• TASK BRIEF: Each line containing the word "name" must be collected.

• ENTRIES SUPPLIED:
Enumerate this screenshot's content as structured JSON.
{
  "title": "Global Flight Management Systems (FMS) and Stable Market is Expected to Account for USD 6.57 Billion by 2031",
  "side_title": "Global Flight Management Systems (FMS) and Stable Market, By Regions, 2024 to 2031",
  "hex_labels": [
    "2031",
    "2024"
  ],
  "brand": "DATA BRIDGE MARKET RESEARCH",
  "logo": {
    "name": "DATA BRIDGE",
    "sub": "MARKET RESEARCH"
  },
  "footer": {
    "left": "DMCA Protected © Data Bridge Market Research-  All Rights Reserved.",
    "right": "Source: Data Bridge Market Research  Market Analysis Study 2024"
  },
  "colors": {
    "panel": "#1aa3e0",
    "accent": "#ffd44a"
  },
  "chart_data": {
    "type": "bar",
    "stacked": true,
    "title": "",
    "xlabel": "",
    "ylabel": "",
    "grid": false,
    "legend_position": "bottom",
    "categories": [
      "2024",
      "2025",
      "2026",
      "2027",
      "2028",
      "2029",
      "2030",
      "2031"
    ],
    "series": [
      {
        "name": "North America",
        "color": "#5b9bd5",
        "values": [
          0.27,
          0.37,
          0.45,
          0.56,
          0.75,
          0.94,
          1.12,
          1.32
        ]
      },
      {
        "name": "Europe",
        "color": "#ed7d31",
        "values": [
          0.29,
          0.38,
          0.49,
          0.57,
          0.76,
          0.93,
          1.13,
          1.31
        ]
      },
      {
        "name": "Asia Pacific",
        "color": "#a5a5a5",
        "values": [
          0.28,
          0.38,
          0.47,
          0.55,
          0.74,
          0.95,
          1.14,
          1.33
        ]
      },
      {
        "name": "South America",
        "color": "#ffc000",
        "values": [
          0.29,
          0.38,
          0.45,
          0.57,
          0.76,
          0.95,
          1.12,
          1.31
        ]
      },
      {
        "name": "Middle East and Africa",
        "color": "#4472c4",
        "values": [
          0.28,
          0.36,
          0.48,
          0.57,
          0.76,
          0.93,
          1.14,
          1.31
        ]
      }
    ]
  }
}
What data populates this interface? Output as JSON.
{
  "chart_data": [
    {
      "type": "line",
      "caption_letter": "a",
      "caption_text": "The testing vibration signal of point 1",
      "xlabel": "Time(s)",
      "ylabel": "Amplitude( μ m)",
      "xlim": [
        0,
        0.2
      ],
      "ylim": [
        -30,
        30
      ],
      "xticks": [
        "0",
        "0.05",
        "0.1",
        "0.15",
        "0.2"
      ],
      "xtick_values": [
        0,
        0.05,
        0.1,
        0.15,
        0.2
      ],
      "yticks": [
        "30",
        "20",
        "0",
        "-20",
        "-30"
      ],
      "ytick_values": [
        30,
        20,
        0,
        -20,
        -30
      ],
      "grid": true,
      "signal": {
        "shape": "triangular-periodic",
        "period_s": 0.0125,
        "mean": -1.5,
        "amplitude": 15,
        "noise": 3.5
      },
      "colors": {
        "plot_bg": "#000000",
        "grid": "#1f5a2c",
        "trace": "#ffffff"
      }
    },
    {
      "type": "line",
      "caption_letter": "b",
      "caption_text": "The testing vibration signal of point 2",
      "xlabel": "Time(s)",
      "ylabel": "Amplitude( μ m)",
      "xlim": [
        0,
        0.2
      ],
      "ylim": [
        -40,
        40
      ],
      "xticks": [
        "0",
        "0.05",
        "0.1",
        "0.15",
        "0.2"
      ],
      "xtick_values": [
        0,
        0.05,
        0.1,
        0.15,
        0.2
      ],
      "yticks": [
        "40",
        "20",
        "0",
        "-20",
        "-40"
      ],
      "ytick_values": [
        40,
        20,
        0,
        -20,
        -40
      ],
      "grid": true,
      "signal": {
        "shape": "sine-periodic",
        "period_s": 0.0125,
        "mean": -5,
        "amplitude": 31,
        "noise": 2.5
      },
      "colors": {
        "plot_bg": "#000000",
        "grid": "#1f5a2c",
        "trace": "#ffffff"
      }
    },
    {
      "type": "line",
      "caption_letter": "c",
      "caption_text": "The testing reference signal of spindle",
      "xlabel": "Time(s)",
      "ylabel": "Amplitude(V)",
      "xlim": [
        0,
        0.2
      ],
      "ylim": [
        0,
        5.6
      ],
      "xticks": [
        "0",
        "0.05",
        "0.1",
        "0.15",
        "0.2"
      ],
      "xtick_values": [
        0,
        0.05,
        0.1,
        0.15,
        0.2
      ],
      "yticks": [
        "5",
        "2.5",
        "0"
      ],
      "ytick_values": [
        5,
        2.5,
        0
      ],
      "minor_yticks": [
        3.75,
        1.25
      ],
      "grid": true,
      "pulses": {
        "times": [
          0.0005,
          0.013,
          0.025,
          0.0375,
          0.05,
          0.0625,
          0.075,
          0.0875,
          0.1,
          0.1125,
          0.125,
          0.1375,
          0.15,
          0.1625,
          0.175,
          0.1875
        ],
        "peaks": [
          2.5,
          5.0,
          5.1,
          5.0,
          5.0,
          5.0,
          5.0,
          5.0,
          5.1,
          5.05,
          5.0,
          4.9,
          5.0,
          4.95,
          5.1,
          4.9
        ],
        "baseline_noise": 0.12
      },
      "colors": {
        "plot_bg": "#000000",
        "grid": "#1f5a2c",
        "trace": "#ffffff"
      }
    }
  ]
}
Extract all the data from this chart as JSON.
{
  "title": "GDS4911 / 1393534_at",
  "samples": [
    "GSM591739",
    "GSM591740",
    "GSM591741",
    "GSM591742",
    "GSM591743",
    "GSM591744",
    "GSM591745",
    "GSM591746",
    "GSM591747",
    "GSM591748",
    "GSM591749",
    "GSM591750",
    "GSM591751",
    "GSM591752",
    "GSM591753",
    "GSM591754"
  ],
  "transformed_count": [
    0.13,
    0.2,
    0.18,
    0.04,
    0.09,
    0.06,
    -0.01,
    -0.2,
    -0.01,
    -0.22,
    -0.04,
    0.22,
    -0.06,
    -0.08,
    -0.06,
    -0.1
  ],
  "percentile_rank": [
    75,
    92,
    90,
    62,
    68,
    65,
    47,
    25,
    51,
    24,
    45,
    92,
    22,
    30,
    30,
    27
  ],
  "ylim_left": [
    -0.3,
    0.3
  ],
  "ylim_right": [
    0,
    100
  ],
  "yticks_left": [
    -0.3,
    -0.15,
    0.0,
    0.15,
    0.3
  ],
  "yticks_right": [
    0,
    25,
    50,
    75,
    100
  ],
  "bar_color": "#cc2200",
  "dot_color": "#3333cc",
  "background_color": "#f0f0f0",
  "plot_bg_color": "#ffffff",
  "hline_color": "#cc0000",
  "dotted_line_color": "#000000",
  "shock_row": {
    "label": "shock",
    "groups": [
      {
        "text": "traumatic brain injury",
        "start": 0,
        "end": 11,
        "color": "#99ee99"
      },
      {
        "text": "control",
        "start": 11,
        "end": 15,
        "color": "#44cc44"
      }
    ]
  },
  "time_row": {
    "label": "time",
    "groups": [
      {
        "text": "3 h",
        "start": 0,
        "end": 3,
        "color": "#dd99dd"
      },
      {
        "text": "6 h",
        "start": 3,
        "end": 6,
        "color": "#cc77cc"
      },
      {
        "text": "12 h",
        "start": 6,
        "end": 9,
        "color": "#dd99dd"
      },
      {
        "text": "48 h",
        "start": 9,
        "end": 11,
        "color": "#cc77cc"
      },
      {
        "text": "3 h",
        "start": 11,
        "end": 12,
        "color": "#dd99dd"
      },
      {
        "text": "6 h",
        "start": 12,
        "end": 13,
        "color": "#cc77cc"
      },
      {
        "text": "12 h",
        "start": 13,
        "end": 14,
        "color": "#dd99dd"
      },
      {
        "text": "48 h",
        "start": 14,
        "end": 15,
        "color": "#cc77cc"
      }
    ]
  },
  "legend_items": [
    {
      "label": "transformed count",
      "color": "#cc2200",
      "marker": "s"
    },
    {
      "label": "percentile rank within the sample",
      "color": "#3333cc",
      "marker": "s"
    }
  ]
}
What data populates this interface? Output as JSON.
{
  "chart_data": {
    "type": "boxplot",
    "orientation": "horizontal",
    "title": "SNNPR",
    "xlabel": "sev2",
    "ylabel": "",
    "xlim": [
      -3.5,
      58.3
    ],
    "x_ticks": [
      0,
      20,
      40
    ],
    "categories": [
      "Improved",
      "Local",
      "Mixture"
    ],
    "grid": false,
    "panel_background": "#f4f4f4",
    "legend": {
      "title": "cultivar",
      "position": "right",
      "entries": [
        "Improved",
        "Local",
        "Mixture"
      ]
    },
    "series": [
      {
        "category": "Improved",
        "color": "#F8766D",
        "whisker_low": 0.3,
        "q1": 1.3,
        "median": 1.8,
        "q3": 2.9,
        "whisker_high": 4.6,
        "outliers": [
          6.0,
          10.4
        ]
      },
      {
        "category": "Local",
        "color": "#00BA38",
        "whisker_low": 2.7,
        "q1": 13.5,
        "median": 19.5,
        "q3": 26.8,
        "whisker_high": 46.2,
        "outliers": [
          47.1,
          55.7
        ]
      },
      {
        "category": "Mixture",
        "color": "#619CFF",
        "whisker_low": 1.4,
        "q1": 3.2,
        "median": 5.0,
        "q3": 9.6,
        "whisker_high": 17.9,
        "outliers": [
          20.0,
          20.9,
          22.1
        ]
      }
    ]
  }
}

• WORKED ANSWER:
    "name": "DATA BRIDGE",
        "name": "North America",
        "name": "Europe",
        "name": "Asia Pacific",
        "name": "South America",
        "name": "Middle East and Africa",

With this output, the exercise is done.